▶ _Exercise description_: Restate the data word for word and leave the images out.

**** Items

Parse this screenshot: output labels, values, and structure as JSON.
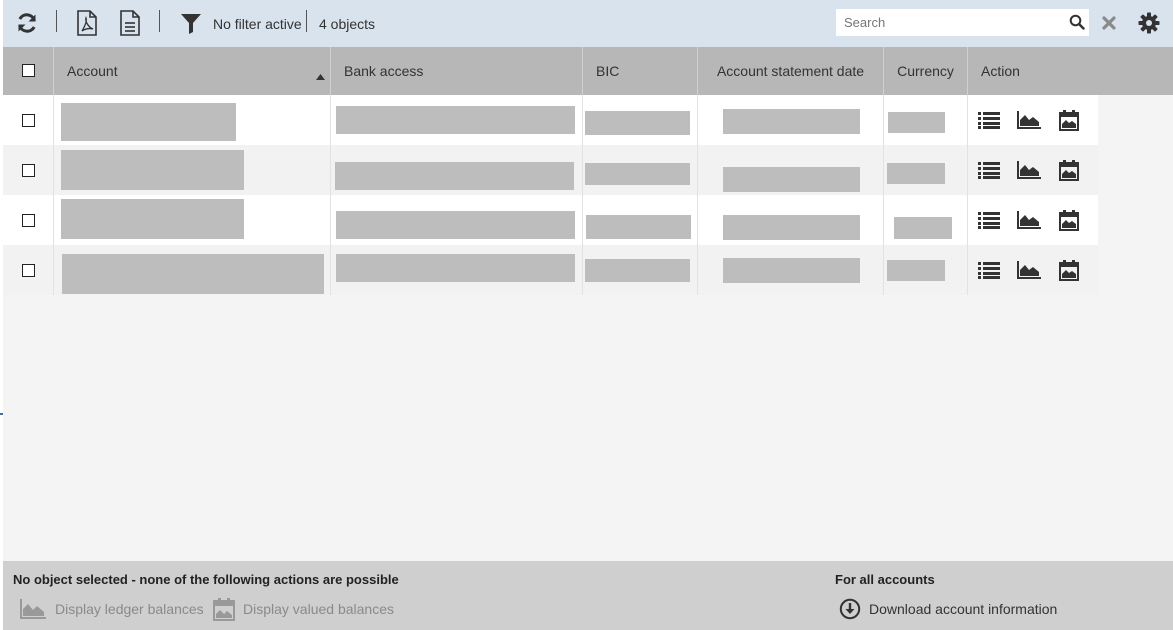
{
  "toolbar": {
    "filter_status": "No filter active",
    "object_count": "4 objects",
    "search_placeholder": "Search"
  },
  "table": {
    "columns": [
      "Account",
      "Bank access",
      "BIC",
      "Account statement date",
      "Currency",
      "Action"
    ],
    "sorted_column": "Account",
    "sort_direction": "ascending",
    "rows": [
      {
        "redacted": true
      },
      {
        "redacted": true
      },
      {
        "redacted": true
      },
      {
        "redacted": true
      }
    ]
  },
  "footer": {
    "selection_message": "No object selected - none of the following actions are possible",
    "selection_actions": [
      {
        "label": "Display ledger balances",
        "icon": "area-chart-icon",
        "enabled": false
      },
      {
        "label": "Display valued balances",
        "icon": "calendar-icon",
        "enabled": false
      }
    ],
    "all_accounts_title": "For all accounts",
    "all_accounts_action": {
      "label": "Download account information",
      "icon": "download-circle-icon"
    }
  },
  "colors": {
    "toolbar_bg": "#d8e3ee",
    "header_bg": "#b7b7b7",
    "footer_bg": "#cfcfcf",
    "redaction": "#bdbdbd"
  }
}
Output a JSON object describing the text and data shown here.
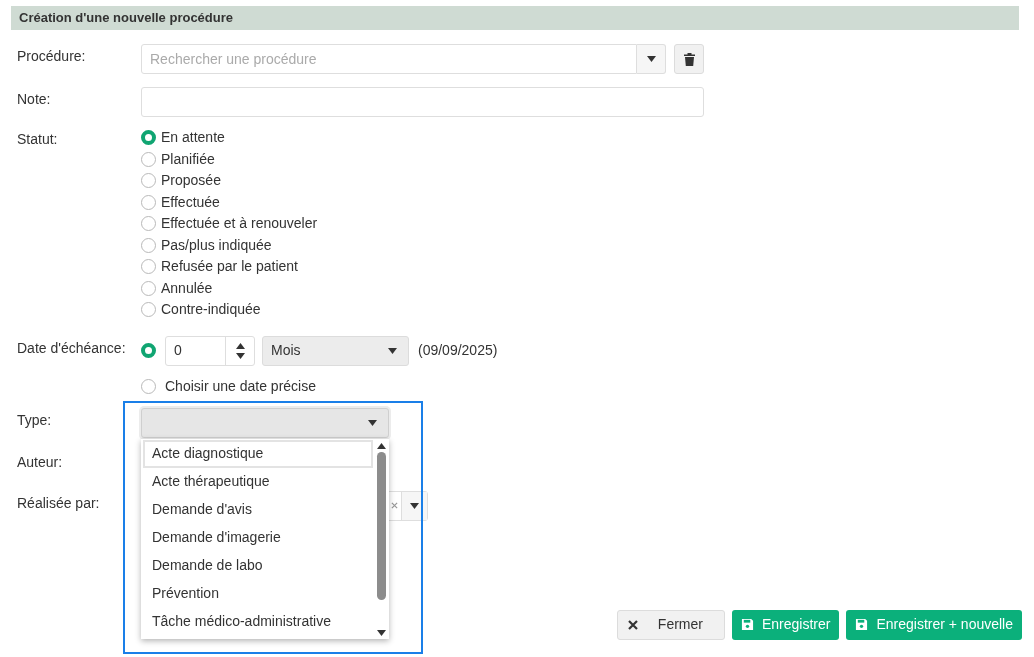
{
  "header": {
    "title": "Création d'une nouvelle procédure"
  },
  "procedure": {
    "label": "Procédure:",
    "placeholder": "Rechercher une procédure"
  },
  "note": {
    "label": "Note:"
  },
  "status": {
    "label": "Statut:",
    "options": [
      {
        "label": "En attente",
        "selected": true
      },
      {
        "label": "Planifiée",
        "selected": false
      },
      {
        "label": "Proposée",
        "selected": false
      },
      {
        "label": "Effectuée",
        "selected": false
      },
      {
        "label": "Effectuée et à renouveler",
        "selected": false
      },
      {
        "label": "Pas/plus indiquée",
        "selected": false
      },
      {
        "label": "Refusée par le patient",
        "selected": false
      },
      {
        "label": "Annulée",
        "selected": false
      },
      {
        "label": "Contre-indiquée",
        "selected": false
      }
    ]
  },
  "due_date": {
    "label": "Date d'échéance:",
    "options": [
      {
        "kind": "relative",
        "selected": true,
        "value": "0",
        "unit": "Mois",
        "computed": "(09/09/2025)"
      },
      {
        "kind": "precise",
        "selected": false,
        "label": "Choisir une date précise"
      }
    ]
  },
  "type": {
    "label": "Type:",
    "expanded": true,
    "options": [
      {
        "label": "Acte diagnostique",
        "highlighted": true
      },
      {
        "label": "Acte thérapeutique",
        "highlighted": false
      },
      {
        "label": "Demande d'avis",
        "highlighted": false
      },
      {
        "label": "Demande d'imagerie",
        "highlighted": false
      },
      {
        "label": "Demande de labo",
        "highlighted": false
      },
      {
        "label": "Prévention",
        "highlighted": false
      },
      {
        "label": "Tâche médico-administrative",
        "highlighted": false
      }
    ]
  },
  "author": {
    "label": "Auteur:"
  },
  "performed_by": {
    "label": "Réalisée par:"
  },
  "buttons": [
    {
      "kind": "close",
      "label": "Fermer"
    },
    {
      "kind": "save",
      "label": "Enregistrer"
    },
    {
      "kind": "save_new",
      "label": "Enregistrer + nouvelle"
    }
  ]
}
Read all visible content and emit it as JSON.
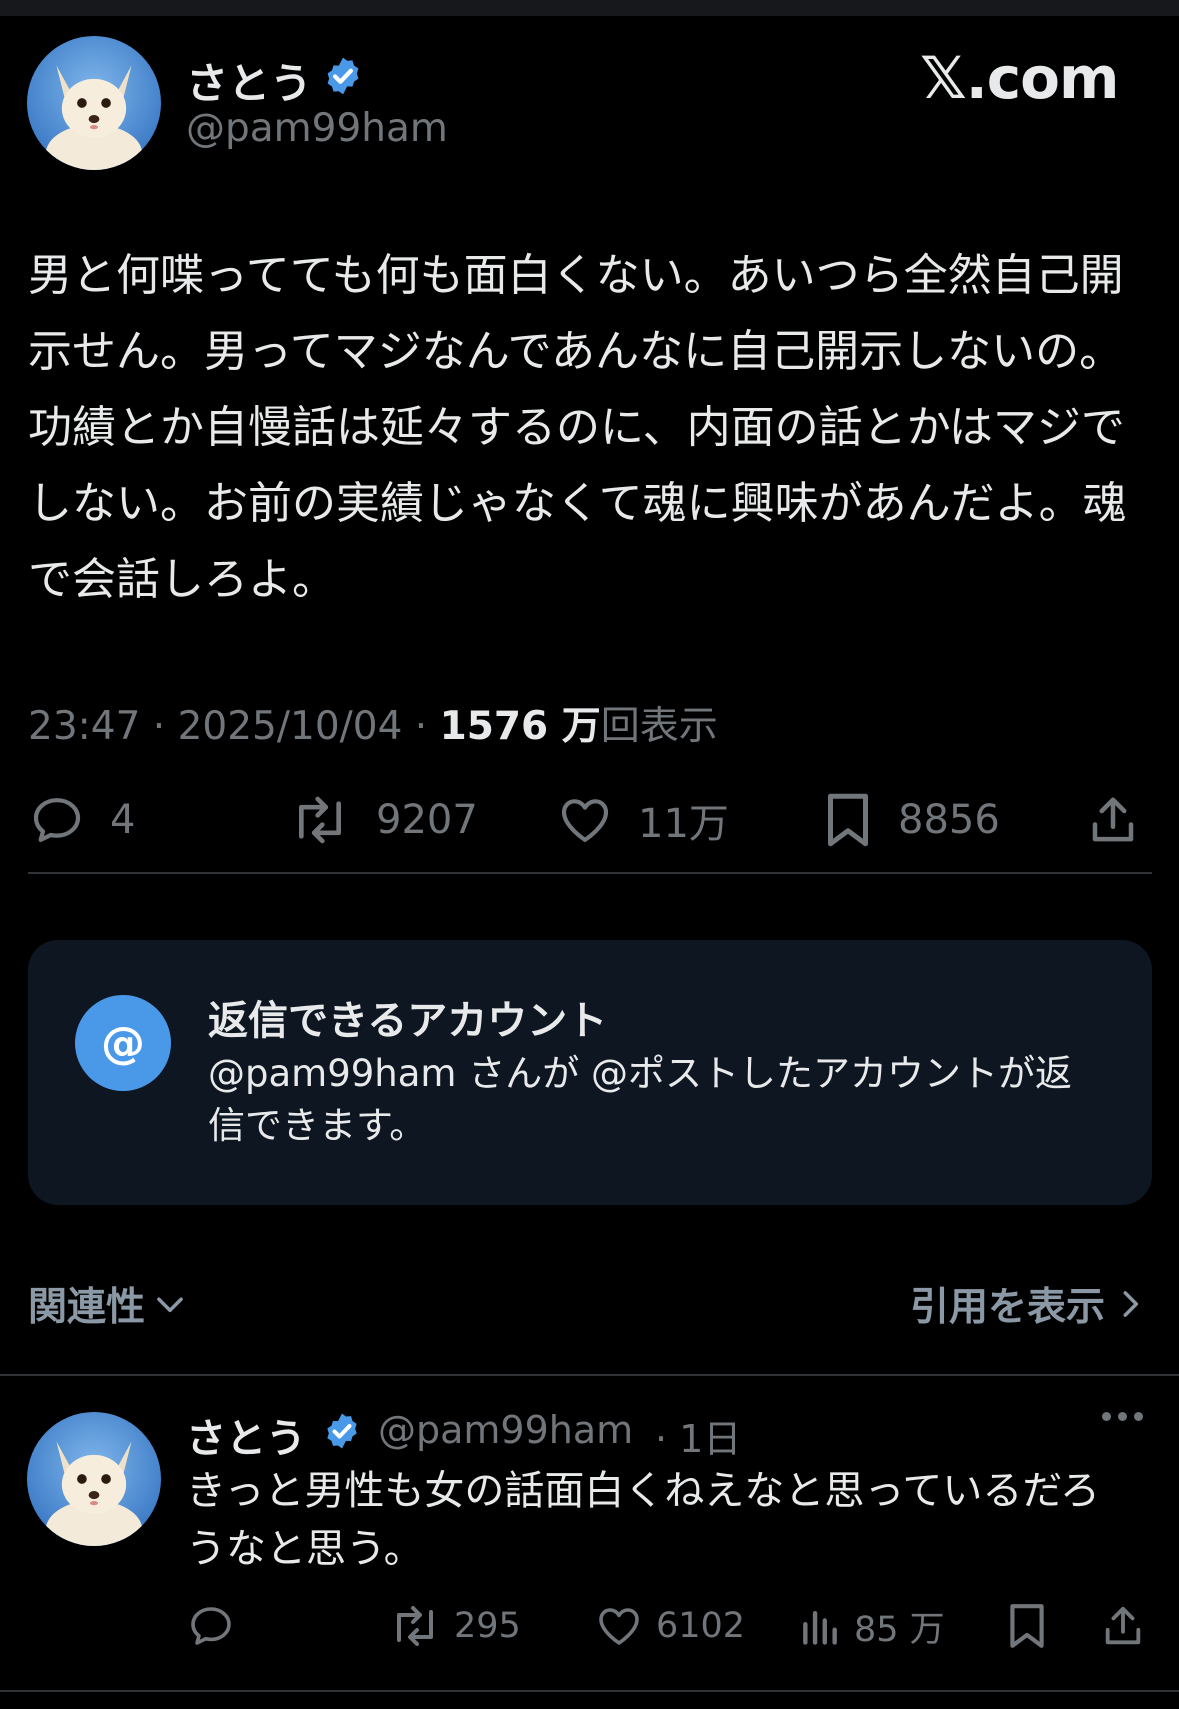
{
  "main_post": {
    "display_name": "さとう",
    "handle": "@pam99ham",
    "brand": "𝕏.com",
    "text": "男と何喋ってても何も面白くない。あいつら全然自己開示せん。男ってマジなんであんなに自己開示しないの。功績とか自慢話は延々するのに、内面の話とかはマジでしない。お前の実績じゃなくて魂に興味があんだよ。魂で会話しろよ。",
    "time": "23:47",
    "date": "2025/10/04",
    "sep": " · ",
    "views_number": "1576 万",
    "views_label": "回表示",
    "replies": "4",
    "reposts": "9207",
    "likes": "11万",
    "bookmarks": "8856"
  },
  "reply_settings": {
    "icon": "@",
    "title": "返信できるアカウント",
    "description": "@pam99ham さんが @ポストしたアカウントが返信できます。"
  },
  "sort": {
    "label": "関連性",
    "quotes_label": "引用を表示"
  },
  "reply_post": {
    "display_name": "さとう",
    "handle": "@pam99ham",
    "time": "· 1日",
    "text": "きっと男性も女の話面白くねえなと思っているだろうなと思う。",
    "replies": "",
    "reposts": "295",
    "likes": "6102",
    "views": "85 万"
  },
  "colors": {
    "background": "#000000",
    "verified_blue": "#4a99e9",
    "muted": "#71767b",
    "text": "#e7e9ea",
    "card": "#0e1621"
  },
  "icons": [
    "avatar",
    "verified-badge-icon",
    "reply-icon",
    "repost-icon",
    "like-icon",
    "bookmark-icon",
    "share-icon",
    "views-icon",
    "more-icon",
    "chevron-down-icon",
    "chevron-right-icon"
  ]
}
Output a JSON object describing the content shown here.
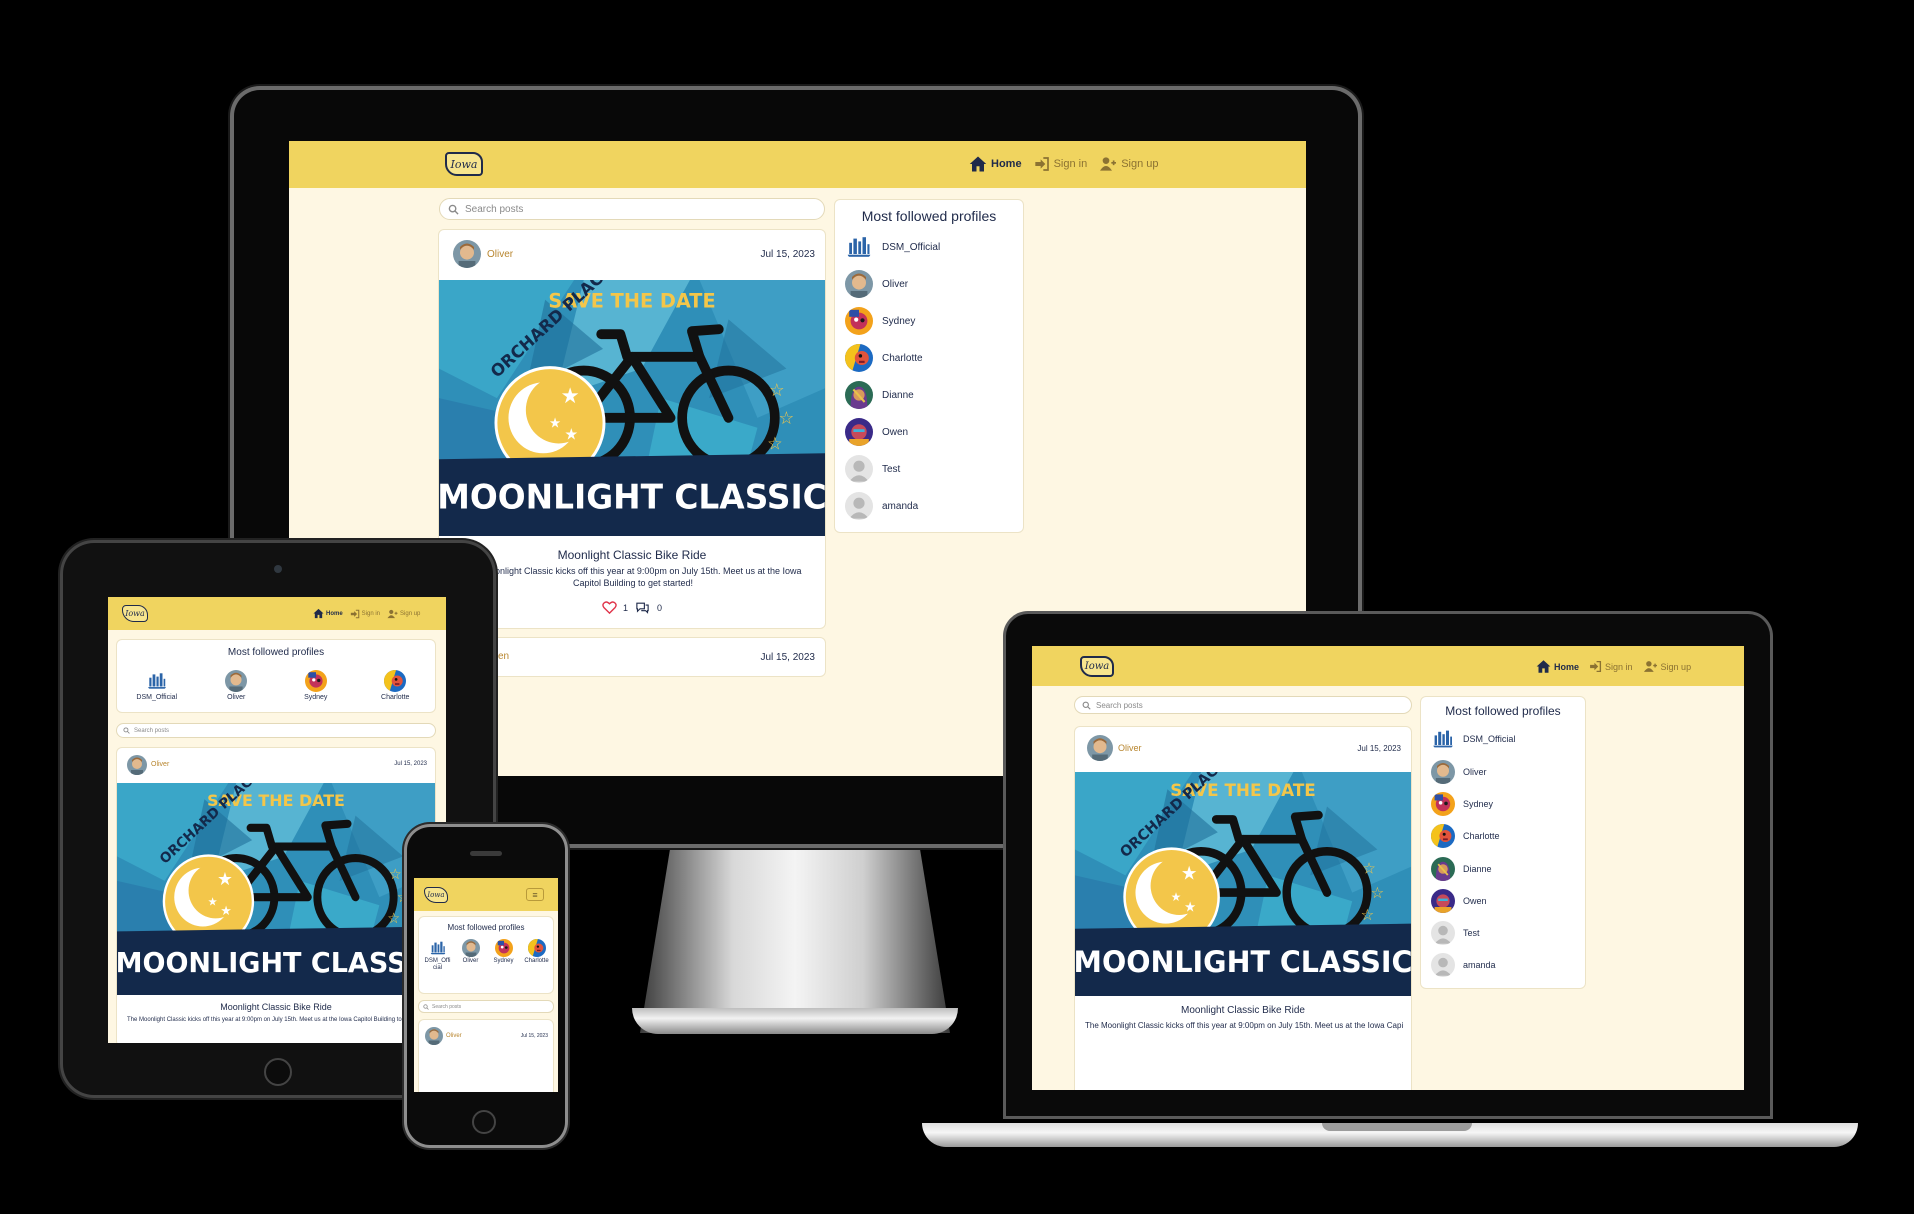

********

▶ _Exercise answer_:
Parse this screenshot: output labels, values, and structure as JSON.
{
  "toolbar": {
    "filter_status": "No filter active",
    "object_count": "4 objects",
    "search_placeholder": "Search"
  },
  "table": {
    "columns": [
      "Account",
      "Bank access",
      "BIC",
      "Account statement date",
      "Currency",
      "Action"
    ],
    "sorted_column": "Account",
    "sort_direction": "ascending",
    "rows": [
      {
        "redacted": true
      },
      {
        "redacted": true
      },
      {
        "redacted": true
      },
      {
        "redacted": true
      }
    ]
  },
  "footer": {
    "selection_message": "No object selected - none of the following actions are possible",
    "selection_actions": [
      {
        "label": "Display ledger balances",
        "icon": "area-chart-icon",
        "enabled": false
      },
      {
        "label": "Display valued balances",
        "icon": "calendar-icon",
        "enabled": false
      }
    ],
    "all_accounts_title": "For all accounts",
    "all_accounts_action": {
      "label": "Download account information",
      "icon": "download-circle-icon"
    }
  },
  "colors": {
    "toolbar_bg": "#d8e3ee",
    "header_bg": "#b7b7b7",
    "footer_bg": "#cfcfcf",
    "redaction": "#bdbdbd"
  }
}
Output a JSON object describing the text and data shown here.
{
  "header": {
    "title": "Création d'une nouvelle procédure"
  },
  "procedure": {
    "label": "Procédure:",
    "placeholder": "Rechercher une procédure"
  },
  "note": {
    "label": "Note:"
  },
  "status": {
    "label": "Statut:",
    "options": [
      {
        "label": "En attente",
        "selected": true
      },
      {
        "label": "Planifiée",
        "selected": false
      },
      {
        "label": "Proposée",
        "selected": false
      },
      {
        "label": "Effectuée",
        "selected": false
      },
      {
        "label": "Effectuée et à renouveler",
        "selected": false
      },
      {
        "label": "Pas/plus indiquée",
        "selected": false
      },
      {
        "label": "Refusée par le patient",
        "selected": false
      },
      {
        "label": "Annulée",
        "selected": false
      },
      {
        "label": "Contre-indiquée",
        "selected": false
      }
    ]
  },
  "due_date": {
    "label": "Date d'échéance:",
    "options": [
      {
        "kind": "relative",
        "selected": true,
        "value": "0",
        "unit": "Mois",
        "computed": "(09/09/2025)"
      },
      {
        "kind": "precise",
        "selected": false,
        "label": "Choisir une date précise"
      }
    ]
  },
  "type": {
    "label": "Type:",
    "expanded": true,
    "options": [
      {
        "label": "Acte diagnostique",
        "highlighted": true
      },
      {
        "label": "Acte thérapeutique",
        "highlighted": false
      },
      {
        "label": "Demande d'avis",
        "highlighted": false
      },
      {
        "label": "Demande d'imagerie",
        "highlighted": false
      },
      {
        "label": "Demande de labo",
        "highlighted": false
      },
      {
        "label": "Prévention",
        "highlighted": false
      },
      {
        "label": "Tâche médico-administrative",
        "highlighted": false
      }
    ]
  },
  "author": {
    "label": "Auteur:"
  },
  "performed_by": {
    "label": "Réalisée par:"
  },
  "buttons": [
    {
      "kind": "close",
      "label": "Fermer"
    },
    {
      "kind": "save",
      "label": "Enregistrer"
    },
    {
      "kind": "save_new",
      "label": "Enregistrer + nouvelle"
    }
  ]
}
Read all visible content and emit it as JSON.
{
  "main_post": {
    "display_name": "さとう",
    "handle": "@pam99ham",
    "brand": "𝕏.com",
    "text": "男と何喋ってても何も面白くない。あいつら全然自己開示せん。男ってマジなんであんなに自己開示しないの。功績とか自慢話は延々するのに、内面の話とかはマジでしない。お前の実績じゃなくて魂に興味があんだよ。魂で会話しろよ。",
    "time": "23:47",
    "date": "2025/10/04",
    "sep": " · ",
    "views_number": "1576 万",
    "views_label": "回表示",
    "replies": "4",
    "reposts": "9207",
    "likes": "11万",
    "bookmarks": "8856"
  },
  "reply_settings": {
    "icon": "@",
    "title": "返信できるアカウント",
    "description": "@pam99ham さんが @ポストしたアカウントが返信できます。"
  },
  "sort": {
    "label": "関連性",
    "quotes_label": "引用を表示"
  },
  "reply_post": {
    "display_name": "さとう",
    "handle": "@pam99ham",
    "time": "· 1日",
    "text": "きっと男性も女の話面白くねえなと思っているだろうなと思う。",
    "replies": "",
    "reposts": "295",
    "likes": "6102",
    "views": "85 万"
  },
  "colors": {
    "background": "#000000",
    "verified_blue": "#4a99e9",
    "muted": "#71767b",
    "text": "#e7e9ea",
    "card": "#0e1621"
  },
  "icons": [
    "avatar",
    "verified-badge-icon",
    "reply-icon",
    "repost-icon",
    "like-icon",
    "bookmark-icon",
    "share-icon",
    "views-icon",
    "more-icon",
    "chevron-down-icon",
    "chevron-right-icon"
  ]
}
Output a JSON object describing the content shown here.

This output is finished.